** start **

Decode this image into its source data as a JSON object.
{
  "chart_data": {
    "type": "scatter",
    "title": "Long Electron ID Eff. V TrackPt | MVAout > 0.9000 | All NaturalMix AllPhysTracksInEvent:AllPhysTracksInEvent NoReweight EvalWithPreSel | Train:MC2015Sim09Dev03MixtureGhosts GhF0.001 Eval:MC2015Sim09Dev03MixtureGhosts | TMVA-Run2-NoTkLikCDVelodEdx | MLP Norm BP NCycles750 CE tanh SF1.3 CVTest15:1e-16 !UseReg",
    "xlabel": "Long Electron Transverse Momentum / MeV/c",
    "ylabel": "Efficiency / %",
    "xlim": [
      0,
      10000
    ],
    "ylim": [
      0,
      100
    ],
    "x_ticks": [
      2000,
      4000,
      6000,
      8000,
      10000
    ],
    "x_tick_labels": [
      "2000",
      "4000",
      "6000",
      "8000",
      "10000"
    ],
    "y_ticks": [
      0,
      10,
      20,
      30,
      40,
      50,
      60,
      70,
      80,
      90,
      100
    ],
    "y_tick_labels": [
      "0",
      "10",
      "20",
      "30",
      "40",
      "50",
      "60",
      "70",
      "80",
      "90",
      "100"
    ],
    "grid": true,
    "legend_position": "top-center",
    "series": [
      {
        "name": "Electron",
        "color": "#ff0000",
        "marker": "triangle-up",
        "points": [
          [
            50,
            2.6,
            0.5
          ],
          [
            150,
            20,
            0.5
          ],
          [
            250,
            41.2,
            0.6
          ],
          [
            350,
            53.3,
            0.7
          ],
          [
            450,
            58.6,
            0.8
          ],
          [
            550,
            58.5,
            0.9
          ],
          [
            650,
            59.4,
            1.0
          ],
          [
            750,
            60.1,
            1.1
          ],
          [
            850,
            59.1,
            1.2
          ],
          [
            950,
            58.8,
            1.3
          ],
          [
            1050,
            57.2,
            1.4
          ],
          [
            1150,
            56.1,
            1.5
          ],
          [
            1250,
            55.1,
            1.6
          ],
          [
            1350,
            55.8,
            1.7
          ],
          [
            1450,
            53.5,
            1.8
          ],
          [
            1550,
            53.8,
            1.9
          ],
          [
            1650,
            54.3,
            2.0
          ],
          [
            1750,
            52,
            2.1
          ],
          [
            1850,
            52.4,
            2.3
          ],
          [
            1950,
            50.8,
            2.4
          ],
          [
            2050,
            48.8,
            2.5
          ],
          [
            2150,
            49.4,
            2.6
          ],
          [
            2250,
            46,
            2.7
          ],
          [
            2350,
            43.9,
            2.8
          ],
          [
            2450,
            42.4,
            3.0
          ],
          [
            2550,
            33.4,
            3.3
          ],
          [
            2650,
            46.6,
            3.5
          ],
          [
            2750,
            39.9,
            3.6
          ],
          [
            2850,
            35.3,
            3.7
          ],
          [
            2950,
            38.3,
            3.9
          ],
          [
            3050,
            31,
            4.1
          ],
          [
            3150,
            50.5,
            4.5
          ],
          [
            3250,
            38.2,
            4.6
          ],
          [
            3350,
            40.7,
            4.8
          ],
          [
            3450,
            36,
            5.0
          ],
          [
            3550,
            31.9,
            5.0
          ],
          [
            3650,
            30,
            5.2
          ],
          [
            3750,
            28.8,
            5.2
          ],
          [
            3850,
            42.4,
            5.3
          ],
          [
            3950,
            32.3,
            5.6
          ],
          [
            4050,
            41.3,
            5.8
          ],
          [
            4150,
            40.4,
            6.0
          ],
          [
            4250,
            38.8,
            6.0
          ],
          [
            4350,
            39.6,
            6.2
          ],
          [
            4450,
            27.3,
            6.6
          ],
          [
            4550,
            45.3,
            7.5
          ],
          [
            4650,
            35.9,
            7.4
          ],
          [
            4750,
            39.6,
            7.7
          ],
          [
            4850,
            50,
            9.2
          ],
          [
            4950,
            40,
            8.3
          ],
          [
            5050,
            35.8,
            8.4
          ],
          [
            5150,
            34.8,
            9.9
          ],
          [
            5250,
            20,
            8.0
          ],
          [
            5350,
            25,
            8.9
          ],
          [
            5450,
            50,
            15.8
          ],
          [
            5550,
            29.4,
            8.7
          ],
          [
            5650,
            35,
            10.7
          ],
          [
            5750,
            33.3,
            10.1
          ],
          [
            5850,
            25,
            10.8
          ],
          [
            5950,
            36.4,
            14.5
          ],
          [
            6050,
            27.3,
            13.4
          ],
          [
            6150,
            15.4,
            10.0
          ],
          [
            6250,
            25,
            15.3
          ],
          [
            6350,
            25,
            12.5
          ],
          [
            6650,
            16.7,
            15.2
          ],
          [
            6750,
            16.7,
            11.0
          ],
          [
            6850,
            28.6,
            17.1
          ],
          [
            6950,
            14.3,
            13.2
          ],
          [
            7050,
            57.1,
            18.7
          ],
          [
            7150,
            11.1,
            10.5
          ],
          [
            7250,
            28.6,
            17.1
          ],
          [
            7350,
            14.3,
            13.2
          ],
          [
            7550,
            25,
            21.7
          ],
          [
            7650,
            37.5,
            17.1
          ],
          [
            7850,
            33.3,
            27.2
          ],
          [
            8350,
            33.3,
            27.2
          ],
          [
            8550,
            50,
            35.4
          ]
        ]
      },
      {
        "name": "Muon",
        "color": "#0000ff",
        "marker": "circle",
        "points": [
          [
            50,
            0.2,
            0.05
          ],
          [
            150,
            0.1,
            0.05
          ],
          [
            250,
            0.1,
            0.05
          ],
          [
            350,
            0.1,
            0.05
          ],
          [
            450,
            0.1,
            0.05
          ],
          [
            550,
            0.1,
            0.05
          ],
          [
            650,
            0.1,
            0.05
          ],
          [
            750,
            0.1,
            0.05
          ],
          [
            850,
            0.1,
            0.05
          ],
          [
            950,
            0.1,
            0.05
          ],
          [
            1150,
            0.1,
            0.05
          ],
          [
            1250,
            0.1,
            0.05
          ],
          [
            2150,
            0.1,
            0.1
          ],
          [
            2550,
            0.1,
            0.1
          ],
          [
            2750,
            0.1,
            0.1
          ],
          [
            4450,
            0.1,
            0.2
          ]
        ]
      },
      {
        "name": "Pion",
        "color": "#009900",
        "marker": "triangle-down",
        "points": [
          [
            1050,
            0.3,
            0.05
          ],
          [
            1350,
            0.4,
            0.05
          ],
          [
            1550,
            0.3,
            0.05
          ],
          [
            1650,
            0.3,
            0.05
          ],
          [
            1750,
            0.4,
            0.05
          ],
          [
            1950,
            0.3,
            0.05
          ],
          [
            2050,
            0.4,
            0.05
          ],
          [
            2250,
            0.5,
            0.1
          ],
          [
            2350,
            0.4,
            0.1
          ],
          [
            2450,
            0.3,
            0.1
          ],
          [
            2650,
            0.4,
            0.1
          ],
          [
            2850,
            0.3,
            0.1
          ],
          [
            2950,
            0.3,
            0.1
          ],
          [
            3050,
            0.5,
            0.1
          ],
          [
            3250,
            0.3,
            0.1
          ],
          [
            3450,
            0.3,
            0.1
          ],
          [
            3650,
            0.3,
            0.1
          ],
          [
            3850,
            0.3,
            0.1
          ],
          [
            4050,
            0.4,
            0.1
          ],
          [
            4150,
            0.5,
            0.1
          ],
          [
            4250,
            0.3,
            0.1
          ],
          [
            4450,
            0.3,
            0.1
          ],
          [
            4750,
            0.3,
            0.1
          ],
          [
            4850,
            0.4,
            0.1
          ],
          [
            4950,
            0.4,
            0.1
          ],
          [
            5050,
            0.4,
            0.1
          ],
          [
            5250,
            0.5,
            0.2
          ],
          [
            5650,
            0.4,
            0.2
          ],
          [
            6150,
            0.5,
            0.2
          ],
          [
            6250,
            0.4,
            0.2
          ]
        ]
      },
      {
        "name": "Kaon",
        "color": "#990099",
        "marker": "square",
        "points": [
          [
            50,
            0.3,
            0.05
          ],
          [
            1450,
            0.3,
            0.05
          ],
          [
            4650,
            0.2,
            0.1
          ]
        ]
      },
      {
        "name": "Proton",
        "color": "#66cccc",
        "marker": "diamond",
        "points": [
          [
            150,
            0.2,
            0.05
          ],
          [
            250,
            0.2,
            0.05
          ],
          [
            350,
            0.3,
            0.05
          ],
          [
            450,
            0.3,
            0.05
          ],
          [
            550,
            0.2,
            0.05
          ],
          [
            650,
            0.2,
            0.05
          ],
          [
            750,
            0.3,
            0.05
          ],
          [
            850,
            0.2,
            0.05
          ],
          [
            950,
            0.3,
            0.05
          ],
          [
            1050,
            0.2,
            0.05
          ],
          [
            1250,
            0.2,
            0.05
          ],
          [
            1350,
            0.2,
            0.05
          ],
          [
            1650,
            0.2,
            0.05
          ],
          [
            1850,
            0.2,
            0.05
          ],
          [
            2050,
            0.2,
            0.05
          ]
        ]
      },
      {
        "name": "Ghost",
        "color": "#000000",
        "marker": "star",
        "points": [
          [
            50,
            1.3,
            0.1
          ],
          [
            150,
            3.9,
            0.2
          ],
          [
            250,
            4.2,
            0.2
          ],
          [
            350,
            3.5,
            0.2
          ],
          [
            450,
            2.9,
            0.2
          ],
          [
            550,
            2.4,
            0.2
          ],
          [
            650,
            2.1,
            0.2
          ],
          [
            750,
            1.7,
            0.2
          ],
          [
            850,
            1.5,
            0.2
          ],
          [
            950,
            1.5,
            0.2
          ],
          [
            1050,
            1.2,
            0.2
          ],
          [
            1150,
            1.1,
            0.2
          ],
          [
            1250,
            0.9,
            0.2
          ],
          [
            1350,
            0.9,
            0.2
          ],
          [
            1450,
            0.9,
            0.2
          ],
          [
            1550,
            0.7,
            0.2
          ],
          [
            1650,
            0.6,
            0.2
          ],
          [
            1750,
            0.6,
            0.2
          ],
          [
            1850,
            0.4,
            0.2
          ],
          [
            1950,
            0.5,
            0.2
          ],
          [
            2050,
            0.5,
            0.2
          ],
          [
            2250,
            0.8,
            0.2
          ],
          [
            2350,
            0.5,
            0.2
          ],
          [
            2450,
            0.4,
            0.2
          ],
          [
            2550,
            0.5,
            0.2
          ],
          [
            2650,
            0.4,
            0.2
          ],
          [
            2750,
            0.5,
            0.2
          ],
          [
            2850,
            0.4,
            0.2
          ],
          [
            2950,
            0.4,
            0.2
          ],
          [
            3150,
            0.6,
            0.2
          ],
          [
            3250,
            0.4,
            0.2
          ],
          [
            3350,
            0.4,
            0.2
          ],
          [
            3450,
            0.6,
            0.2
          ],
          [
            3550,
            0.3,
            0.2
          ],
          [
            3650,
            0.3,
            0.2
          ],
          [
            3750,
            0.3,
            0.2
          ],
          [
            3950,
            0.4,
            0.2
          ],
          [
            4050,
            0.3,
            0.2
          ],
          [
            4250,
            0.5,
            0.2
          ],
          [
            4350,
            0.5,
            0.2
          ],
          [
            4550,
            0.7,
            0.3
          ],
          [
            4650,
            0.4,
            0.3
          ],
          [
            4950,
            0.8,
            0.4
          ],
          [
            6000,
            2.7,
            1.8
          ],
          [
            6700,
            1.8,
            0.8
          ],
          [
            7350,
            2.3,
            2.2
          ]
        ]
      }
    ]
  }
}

** end **

## TASK TO COMPLETE
Pick out each line containing the string "name" and copy it.

## OUTPUT
        "name": "Electron",
        "name": "Muon",
        "name": "Pion",
        "name": "Kaon",
        "name": "Proton",
        "name": "Ghost",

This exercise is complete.